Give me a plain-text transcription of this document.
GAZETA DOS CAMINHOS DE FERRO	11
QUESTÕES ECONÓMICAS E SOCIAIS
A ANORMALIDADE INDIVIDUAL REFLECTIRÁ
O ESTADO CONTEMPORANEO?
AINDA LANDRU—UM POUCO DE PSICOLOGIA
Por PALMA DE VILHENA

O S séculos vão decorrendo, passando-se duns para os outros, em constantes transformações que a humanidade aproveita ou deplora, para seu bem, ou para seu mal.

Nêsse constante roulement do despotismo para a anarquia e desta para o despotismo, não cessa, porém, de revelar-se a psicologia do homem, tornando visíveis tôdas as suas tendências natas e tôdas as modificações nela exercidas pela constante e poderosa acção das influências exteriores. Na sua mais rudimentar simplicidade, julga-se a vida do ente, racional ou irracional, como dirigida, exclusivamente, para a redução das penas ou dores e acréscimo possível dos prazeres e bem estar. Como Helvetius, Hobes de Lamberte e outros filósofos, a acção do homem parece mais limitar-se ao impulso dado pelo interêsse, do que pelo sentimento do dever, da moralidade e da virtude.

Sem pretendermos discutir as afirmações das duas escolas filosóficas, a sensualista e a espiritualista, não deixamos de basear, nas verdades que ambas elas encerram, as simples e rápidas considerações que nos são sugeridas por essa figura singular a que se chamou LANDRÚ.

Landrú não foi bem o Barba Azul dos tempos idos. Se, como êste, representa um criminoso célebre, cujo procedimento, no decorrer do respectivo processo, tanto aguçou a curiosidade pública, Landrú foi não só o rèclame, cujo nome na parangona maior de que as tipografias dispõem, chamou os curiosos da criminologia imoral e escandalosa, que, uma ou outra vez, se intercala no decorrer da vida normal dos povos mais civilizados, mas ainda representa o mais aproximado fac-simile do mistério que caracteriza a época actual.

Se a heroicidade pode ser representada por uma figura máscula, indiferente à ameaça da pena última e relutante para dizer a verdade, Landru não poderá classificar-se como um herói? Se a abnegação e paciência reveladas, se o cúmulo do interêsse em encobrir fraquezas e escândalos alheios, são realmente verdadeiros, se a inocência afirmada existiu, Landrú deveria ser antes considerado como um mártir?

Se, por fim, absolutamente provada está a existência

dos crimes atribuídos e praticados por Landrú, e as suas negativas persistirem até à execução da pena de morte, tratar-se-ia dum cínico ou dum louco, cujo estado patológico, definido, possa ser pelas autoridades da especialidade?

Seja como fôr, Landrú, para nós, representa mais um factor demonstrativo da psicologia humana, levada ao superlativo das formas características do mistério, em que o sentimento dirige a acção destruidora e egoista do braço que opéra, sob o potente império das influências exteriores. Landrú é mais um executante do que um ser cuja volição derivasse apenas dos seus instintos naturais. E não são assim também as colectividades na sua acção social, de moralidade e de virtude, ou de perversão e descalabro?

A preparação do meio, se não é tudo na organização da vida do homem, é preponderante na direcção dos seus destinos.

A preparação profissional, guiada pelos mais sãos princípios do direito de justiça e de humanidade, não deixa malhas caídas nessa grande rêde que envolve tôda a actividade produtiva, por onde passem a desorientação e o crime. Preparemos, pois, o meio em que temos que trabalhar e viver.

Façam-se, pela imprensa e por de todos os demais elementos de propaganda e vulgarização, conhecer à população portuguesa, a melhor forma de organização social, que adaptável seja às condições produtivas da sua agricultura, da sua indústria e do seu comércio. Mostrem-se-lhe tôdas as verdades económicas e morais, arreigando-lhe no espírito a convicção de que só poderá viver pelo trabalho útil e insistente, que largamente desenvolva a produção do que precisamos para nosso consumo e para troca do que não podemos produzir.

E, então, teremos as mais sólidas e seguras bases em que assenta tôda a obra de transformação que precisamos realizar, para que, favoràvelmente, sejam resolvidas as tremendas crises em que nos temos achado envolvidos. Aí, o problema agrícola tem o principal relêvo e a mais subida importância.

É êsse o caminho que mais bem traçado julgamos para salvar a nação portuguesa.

..........

● What you should do: Go over the entries above and say how many lines hold the string "humanidade", with no other text.

● Answer to this task: 2